▶ _Given exercise_: All records are to be retyped faithfully and completely.

Records contained in a dataset
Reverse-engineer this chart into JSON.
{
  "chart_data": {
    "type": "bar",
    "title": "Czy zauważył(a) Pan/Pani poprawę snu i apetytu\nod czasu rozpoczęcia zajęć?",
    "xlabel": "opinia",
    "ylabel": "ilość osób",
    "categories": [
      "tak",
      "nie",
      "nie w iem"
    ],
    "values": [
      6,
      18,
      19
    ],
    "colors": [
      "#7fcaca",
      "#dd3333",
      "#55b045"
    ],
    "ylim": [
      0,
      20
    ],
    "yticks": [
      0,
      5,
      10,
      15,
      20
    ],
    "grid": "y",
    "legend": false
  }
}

▶ _Exercise solution_:
Reverse-engineer this chart into JSON.
{
  "chart_data": {
    "type": "bar",
    "title": "Czy zauważył(a) Pan/Pani poprawę snu i apetytu\nod czasu rozpoczęcia zajęć?",
    "xlabel": "opinia",
    "ylabel": "ilość osób",
    "categories": [
      "tak",
      "nie",
      "nie w iem"
    ],
    "values": [
      6,
      18,
      19
    ],
    "colors": [
      "#7fcaca",
      "#dd3333",
      "#55b045"
    ],
    "ylim": [
      0,
      20
    ],
    "yticks": [
      0,
      5,
      10,
      15,
      20
    ],
    "grid": "y",
    "legend": false
  }
}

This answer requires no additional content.